- [What needs to be done] Render the lines of every row below as a numbered list, dropping any blank lines.
..........
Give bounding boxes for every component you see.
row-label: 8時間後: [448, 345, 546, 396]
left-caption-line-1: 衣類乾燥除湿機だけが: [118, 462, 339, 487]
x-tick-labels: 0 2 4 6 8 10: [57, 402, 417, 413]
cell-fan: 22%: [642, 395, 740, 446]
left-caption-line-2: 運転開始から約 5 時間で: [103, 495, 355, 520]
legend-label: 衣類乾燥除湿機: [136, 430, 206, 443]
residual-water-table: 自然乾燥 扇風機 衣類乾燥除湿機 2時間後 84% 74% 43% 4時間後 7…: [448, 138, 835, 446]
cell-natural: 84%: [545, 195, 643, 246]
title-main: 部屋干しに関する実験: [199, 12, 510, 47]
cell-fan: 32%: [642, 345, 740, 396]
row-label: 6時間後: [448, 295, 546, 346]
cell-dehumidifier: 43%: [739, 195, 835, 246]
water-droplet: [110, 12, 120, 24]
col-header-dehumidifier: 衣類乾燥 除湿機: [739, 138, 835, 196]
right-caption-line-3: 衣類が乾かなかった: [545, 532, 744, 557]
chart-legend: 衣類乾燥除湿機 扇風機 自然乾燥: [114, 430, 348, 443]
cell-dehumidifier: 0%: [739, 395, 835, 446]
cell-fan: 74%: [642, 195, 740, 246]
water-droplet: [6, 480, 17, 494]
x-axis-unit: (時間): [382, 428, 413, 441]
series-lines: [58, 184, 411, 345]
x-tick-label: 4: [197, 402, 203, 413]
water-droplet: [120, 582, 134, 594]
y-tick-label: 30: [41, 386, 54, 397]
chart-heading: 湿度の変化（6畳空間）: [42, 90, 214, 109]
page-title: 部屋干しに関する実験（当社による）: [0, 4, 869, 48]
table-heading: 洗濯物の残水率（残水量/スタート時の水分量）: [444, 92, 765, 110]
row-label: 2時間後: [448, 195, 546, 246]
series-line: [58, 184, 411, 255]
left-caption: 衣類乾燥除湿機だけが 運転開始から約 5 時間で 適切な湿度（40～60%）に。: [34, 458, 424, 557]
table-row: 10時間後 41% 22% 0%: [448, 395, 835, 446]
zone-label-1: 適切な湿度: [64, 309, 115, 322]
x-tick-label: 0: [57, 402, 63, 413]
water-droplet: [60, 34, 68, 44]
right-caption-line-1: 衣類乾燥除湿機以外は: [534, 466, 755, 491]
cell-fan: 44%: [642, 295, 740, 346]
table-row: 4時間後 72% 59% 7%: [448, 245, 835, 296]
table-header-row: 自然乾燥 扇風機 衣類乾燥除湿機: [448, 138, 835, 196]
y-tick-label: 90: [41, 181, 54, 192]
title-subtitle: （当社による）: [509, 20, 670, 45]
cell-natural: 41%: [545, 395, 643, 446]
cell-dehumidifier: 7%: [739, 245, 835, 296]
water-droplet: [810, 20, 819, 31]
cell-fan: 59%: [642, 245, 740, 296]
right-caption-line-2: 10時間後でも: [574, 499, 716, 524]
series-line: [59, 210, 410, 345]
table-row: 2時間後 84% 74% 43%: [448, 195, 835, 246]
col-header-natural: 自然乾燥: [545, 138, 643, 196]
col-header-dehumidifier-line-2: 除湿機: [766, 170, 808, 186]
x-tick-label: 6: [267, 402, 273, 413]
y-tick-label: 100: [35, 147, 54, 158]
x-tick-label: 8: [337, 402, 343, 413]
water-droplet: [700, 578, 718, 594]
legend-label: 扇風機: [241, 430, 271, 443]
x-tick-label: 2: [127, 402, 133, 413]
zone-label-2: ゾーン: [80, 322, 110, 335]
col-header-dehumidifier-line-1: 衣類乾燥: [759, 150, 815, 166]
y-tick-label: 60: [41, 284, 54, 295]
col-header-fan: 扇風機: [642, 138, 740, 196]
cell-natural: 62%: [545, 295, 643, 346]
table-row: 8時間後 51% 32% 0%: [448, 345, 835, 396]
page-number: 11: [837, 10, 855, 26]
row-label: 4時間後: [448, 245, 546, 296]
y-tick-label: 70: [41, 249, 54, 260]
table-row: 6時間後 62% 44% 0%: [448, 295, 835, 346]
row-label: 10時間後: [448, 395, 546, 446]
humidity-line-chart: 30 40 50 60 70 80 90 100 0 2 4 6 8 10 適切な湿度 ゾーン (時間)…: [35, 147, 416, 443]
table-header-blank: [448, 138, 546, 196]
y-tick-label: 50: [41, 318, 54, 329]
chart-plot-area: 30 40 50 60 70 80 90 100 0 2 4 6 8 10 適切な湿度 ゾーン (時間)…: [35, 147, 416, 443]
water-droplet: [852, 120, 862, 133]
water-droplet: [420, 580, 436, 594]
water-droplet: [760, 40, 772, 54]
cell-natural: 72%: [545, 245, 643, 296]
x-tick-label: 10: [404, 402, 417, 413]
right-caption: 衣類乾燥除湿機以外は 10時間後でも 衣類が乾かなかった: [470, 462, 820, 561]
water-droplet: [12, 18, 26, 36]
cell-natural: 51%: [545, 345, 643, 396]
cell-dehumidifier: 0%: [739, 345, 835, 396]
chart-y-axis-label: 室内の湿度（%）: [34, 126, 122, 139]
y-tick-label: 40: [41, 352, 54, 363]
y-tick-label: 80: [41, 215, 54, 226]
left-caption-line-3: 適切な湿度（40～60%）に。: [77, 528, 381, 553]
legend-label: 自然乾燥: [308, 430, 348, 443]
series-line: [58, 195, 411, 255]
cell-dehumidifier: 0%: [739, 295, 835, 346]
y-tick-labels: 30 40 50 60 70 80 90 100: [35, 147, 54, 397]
..........
- [Result for this task]
1. Give bounding boxes for every component you see.
2. row-label: 8時間後: [448, 345, 546, 396]
3. left-caption-line-1: 衣類乾燥除湿機だけが: [118, 462, 339, 487]
4. x-tick-labels: 0 2 4 6 8 10: [57, 402, 417, 413]
5. cell-fan: 22%: [642, 395, 740, 446]
6. left-caption-line-2: 運転開始から約 5 時間で: [103, 495, 355, 520]
7. legend-label: 衣類乾燥除湿機: [136, 430, 206, 443]
8. residual-water-table: 自然乾燥 扇風機 衣類乾燥除湿機 2時間後 84% 74% 43% 4時間後 7…: [448, 138, 835, 446]
9. cell-natural: 84%: [545, 195, 643, 246]
10. title-main: 部屋干しに関する実験: [199, 12, 510, 47]
11. cell-fan: 32%: [642, 345, 740, 396]
12. row-label: 6時間後: [448, 295, 546, 346]
13. cell-dehumidifier: 43%: [739, 195, 835, 246]
14. water-droplet: [110, 12, 120, 24]
15. col-header-dehumidifier: 衣類乾燥 除湿機: [739, 138, 835, 196]
16. right-caption-line-3: 衣類が乾かなかった: [545, 532, 744, 557]
17. chart-legend: 衣類乾燥除湿機 扇風機 自然乾燥: [114, 430, 348, 443]
18. cell-dehumidifier: 0%: [739, 395, 835, 446]
19. cell-fan: 74%: [642, 195, 740, 246]
20. water-droplet: [6, 480, 17, 494]
21. x-axis-unit: (時間): [382, 428, 413, 441]
22. series-lines: [58, 184, 411, 345]
23. x-tick-label: 4: [197, 402, 203, 413]
24. water-droplet: [120, 582, 134, 594]
25. y-tick-label: 30: [41, 386, 54, 397]
26. chart-heading: 湿度の変化（6畳空間）: [42, 90, 214, 109]
27. page-title: 部屋干しに関する実験（当社による）: [0, 4, 869, 48]
28. table-heading: 洗濯物の残水率（残水量/スタート時の水分量）: [444, 92, 765, 110]
29. row-label: 2時間後: [448, 195, 546, 246]
30. series-line: [58, 184, 411, 255]
31. left-caption: 衣類乾燥除湿機だけが 運転開始から約 5 時間で 適切な湿度（40～60%）に。: [34, 458, 424, 557]
32. table-row: 10時間後 41% 22% 0%: [448, 395, 835, 446]
33. zone-label-1: 適切な湿度: [64, 309, 115, 322]
34. x-tick-label: 0: [57, 402, 63, 413]
35. water-droplet: [60, 34, 68, 44]
36. right-caption-line-1: 衣類乾燥除湿機以外は: [534, 466, 755, 491]
37. cell-fan: 44%: [642, 295, 740, 346]
38. table-row: 4時間後 72% 59% 7%: [448, 245, 835, 296]
39. table-header-row: 自然乾燥 扇風機 衣類乾燥除湿機: [448, 138, 835, 196]
40. y-tick-label: 90: [41, 181, 54, 192]
41. title-subtitle: （当社による）: [509, 20, 670, 45]
42. cell-natural: 41%: [545, 395, 643, 446]
43. cell-dehumidifier: 7%: [739, 245, 835, 296]
44. water-droplet: [810, 20, 819, 31]
45. cell-fan: 59%: [642, 245, 740, 296]
46. right-caption-line-2: 10時間後でも: [574, 499, 716, 524]
47. series-line: [59, 210, 410, 345]
48. table-row: 2時間後 84% 74% 43%: [448, 195, 835, 246]
49. col-header-natural: 自然乾燥: [545, 138, 643, 196]
50. col-header-dehumidifier-line-2: 除湿機: [766, 170, 808, 186]
51. x-tick-label: 6: [267, 402, 273, 413]
52. y-tick-label: 100: [35, 147, 54, 158]
53. x-tick-label: 8: [337, 402, 343, 413]
54. water-droplet: [700, 578, 718, 594]
55. legend-label: 扇風機: [241, 430, 271, 443]
56. x-tick-label: 2: [127, 402, 133, 413]
57. zone-label-2: ゾーン: [80, 322, 110, 335]
58. col-header-dehumidifier-line-1: 衣類乾燥: [759, 150, 815, 166]
59. y-tick-label: 60: [41, 284, 54, 295]
60. col-header-fan: 扇風機: [642, 138, 740, 196]
61. cell-natural: 62%: [545, 295, 643, 346]
62. table-row: 8時間後 51% 32% 0%: [448, 345, 835, 396]
63. page-number: 11: [837, 10, 855, 26]
64. row-label: 4時間後: [448, 245, 546, 296]
65. y-tick-label: 70: [41, 249, 54, 260]
66. table-row: 6時間後 62% 44% 0%: [448, 295, 835, 346]
67. row-label: 10時間後: [448, 395, 546, 446]
68. humidity-line-chart: 30 40 50 60 70 80 90 100 0 2 4 6 8 10 適切な湿度 ゾーン (時間)…: [35, 147, 416, 443]
69. table-header-blank: [448, 138, 546, 196]
70. y-tick-label: 50: [41, 318, 54, 329]
71. chart-plot-area: 30 40 50 60 70 80 90 100 0 2 4 6 8 10 適切な湿度 ゾーン (時間)…: [35, 147, 416, 443]
72. water-droplet: [852, 120, 862, 133]
73. water-droplet: [420, 580, 436, 594]
74. water-droplet: [760, 40, 772, 54]
75. cell-natural: 72%: [545, 245, 643, 296]
76. x-tick-label: 10: [404, 402, 417, 413]
77. right-caption: 衣類乾燥除湿機以外は 10時間後でも 衣類が乾かなかった: [470, 462, 820, 561]
78. water-droplet: [12, 18, 26, 36]
79. cell-natural: 51%: [545, 345, 643, 396]
80. cell-dehumidifier: 0%: [739, 345, 835, 396]
81. chart-y-axis-label: 室内の湿度（%）: [34, 126, 122, 139]
82. y-tick-label: 40: [41, 352, 54, 363]
83. y-tick-label: 80: [41, 215, 54, 226]
84. left-caption-line-3: 適切な湿度（40～60%）に。: [77, 528, 381, 553]
85. legend-label: 自然乾燥: [308, 430, 348, 443]
86. series-line: [58, 195, 411, 255]
87. cell-dehumidifier: 0%: [739, 295, 835, 346]
88. y-tick-labels: 30 40 50 60 70 80 90 100: [35, 147, 54, 397]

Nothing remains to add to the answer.